Instructions for the task
Your task is to transcribe all the entries exactly, excluding pictures.

Listed entries
——
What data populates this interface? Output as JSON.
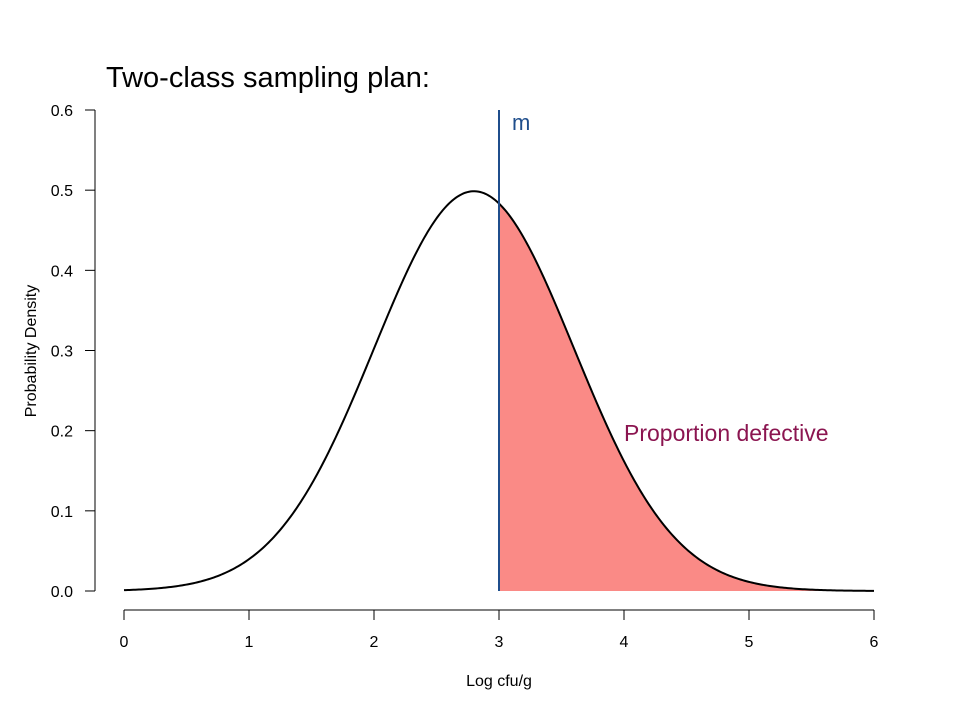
{
  "colors": {
    "curve": "#000000",
    "threshold": "#1f4e8c",
    "threshold_label": "#1f4e8c",
    "fill": "#fa8a86",
    "fill_label": "#8b1550"
  },
  "chart_data": {
    "type": "area",
    "title": "Two-class sampling plan:",
    "xlabel": "Log cfu/g",
    "ylabel": "Probability Density",
    "xlim": [
      0,
      6
    ],
    "ylim": [
      0,
      0.6
    ],
    "x_ticks": [
      0,
      1,
      2,
      3,
      4,
      5,
      6
    ],
    "x_tick_labels": [
      "0",
      "1",
      "2",
      "3",
      "4",
      "5",
      "6"
    ],
    "y_ticks": [
      0.0,
      0.1,
      0.2,
      0.3,
      0.4,
      0.5,
      0.6
    ],
    "y_tick_labels": [
      "0.0",
      "0.1",
      "0.2",
      "0.3",
      "0.4",
      "0.5",
      "0.6"
    ],
    "grid": false,
    "curve": {
      "distribution": "normal",
      "mean": 2.8,
      "sd": 0.8
    },
    "threshold": {
      "x": 3,
      "label": "m"
    },
    "shaded_region": {
      "from": 3,
      "to": 6,
      "label": "Proportion defective"
    }
  }
}
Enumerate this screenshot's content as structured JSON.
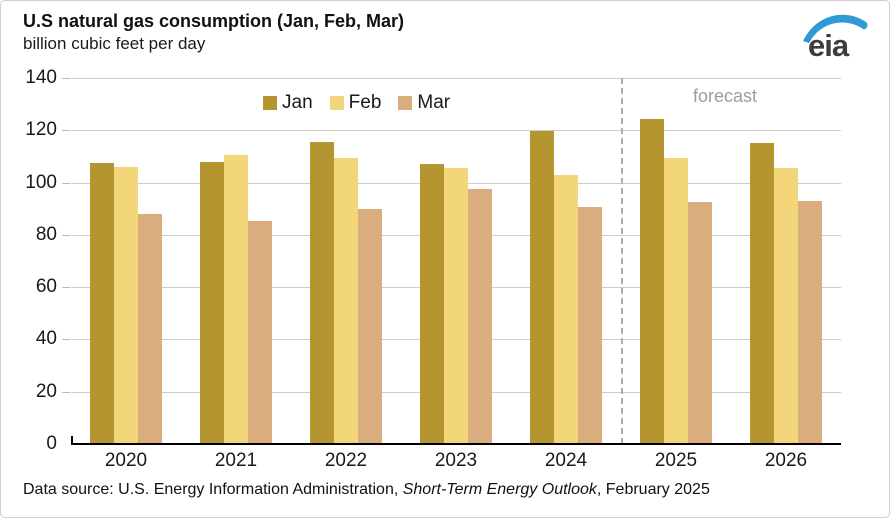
{
  "header": {
    "title": "U.S natural gas consumption (Jan, Feb, Mar)",
    "subtitle": "billion cubic feet per day"
  },
  "logo": {
    "text": "eia"
  },
  "forecast": {
    "label": "forecast"
  },
  "footer": {
    "prefix": "Data source: U.S. Energy Information Administration, ",
    "source_title": "Short-Term Energy Outlook",
    "suffix": ", February 2025"
  },
  "colors": {
    "jan": "#b49530",
    "feb": "#f4d67a",
    "mar": "#daad7f",
    "gridline": "#cdcdcd",
    "axis": "#000000",
    "forecast_line": "#aeaeae",
    "forecast_text": "#9d9d9d",
    "logo_blue": "#2f9ad6",
    "logo_text": "#3d3d3d"
  },
  "chart_data": {
    "type": "bar",
    "title": "U.S natural gas consumption (Jan, Feb, Mar)",
    "ylabel": "billion cubic feet per day",
    "categories": [
      "2020",
      "2021",
      "2022",
      "2023",
      "2024",
      "2025",
      "2026"
    ],
    "series": [
      {
        "name": "Jan",
        "color": "#b49530",
        "values": [
          107.6,
          107.7,
          115.7,
          107.2,
          119.8,
          124.3,
          115.2
        ]
      },
      {
        "name": "Feb",
        "color": "#f4d67a",
        "values": [
          105.8,
          110.6,
          109.3,
          105.6,
          102.9,
          109.4,
          105.7
        ]
      },
      {
        "name": "Mar",
        "color": "#daad7f",
        "values": [
          87.8,
          85.2,
          89.9,
          97.5,
          90.5,
          92.4,
          92.8
        ]
      }
    ],
    "ylim": [
      0,
      140
    ],
    "yticks": [
      0,
      20,
      40,
      60,
      80,
      100,
      120,
      140
    ],
    "grid": true,
    "legend_position": "top-inside-left",
    "forecast_start_index": 5,
    "annotations": [
      {
        "text": "forecast",
        "position": "top-right-of-divider"
      }
    ]
  }
}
——
Task solution
What data populates this interface? Output as JSON.
{
  "colors": {
    "curve": "#000000",
    "threshold": "#1f4e8c",
    "threshold_label": "#1f4e8c",
    "fill": "#fa8a86",
    "fill_label": "#8b1550"
  },
  "chart_data": {
    "type": "area",
    "title": "Two-class sampling plan:",
    "xlabel": "Log cfu/g",
    "ylabel": "Probability Density",
    "xlim": [
      0,
      6
    ],
    "ylim": [
      0,
      0.6
    ],
    "x_ticks": [
      0,
      1,
      2,
      3,
      4,
      5,
      6
    ],
    "x_tick_labels": [
      "0",
      "1",
      "2",
      "3",
      "4",
      "5",
      "6"
    ],
    "y_ticks": [
      0.0,
      0.1,
      0.2,
      0.3,
      0.4,
      0.5,
      0.6
    ],
    "y_tick_labels": [
      "0.0",
      "0.1",
      "0.2",
      "0.3",
      "0.4",
      "0.5",
      "0.6"
    ],
    "grid": false,
    "curve": {
      "distribution": "normal",
      "mean": 2.8,
      "sd": 0.8
    },
    "threshold": {
      "x": 3,
      "label": "m"
    },
    "shaded_region": {
      "from": 3,
      "to": 6,
      "label": "Proportion defective"
    }
  }
}
Enumerate this screenshot's content as structured JSON.
{
  "header": {
    "title": "U.S natural gas consumption (Jan, Feb, Mar)",
    "subtitle": "billion cubic feet per day"
  },
  "logo": {
    "text": "eia"
  },
  "forecast": {
    "label": "forecast"
  },
  "footer": {
    "prefix": "Data source: U.S. Energy Information Administration, ",
    "source_title": "Short-Term Energy Outlook",
    "suffix": ", February 2025"
  },
  "colors": {
    "jan": "#b49530",
    "feb": "#f4d67a",
    "mar": "#daad7f",
    "gridline": "#cdcdcd",
    "axis": "#000000",
    "forecast_line": "#aeaeae",
    "forecast_text": "#9d9d9d",
    "logo_blue": "#2f9ad6",
    "logo_text": "#3d3d3d"
  },
  "chart_data": {
    "type": "bar",
    "title": "U.S natural gas consumption (Jan, Feb, Mar)",
    "ylabel": "billion cubic feet per day",
    "categories": [
      "2020",
      "2021",
      "2022",
      "2023",
      "2024",
      "2025",
      "2026"
    ],
    "series": [
      {
        "name": "Jan",
        "color": "#b49530",
        "values": [
          107.6,
          107.7,
          115.7,
          107.2,
          119.8,
          124.3,
          115.2
        ]
      },
      {
        "name": "Feb",
        "color": "#f4d67a",
        "values": [
          105.8,
          110.6,
          109.3,
          105.6,
          102.9,
          109.4,
          105.7
        ]
      },
      {
        "name": "Mar",
        "color": "#daad7f",
        "values": [
          87.8,
          85.2,
          89.9,
          97.5,
          90.5,
          92.4,
          92.8
        ]
      }
    ],
    "ylim": [
      0,
      140
    ],
    "yticks": [
      0,
      20,
      40,
      60,
      80,
      100,
      120,
      140
    ],
    "grid": true,
    "legend_position": "top-inside-left",
    "forecast_start_index": 5,
    "annotations": [
      {
        "text": "forecast",
        "position": "top-right-of-divider"
      }
    ]
  }
}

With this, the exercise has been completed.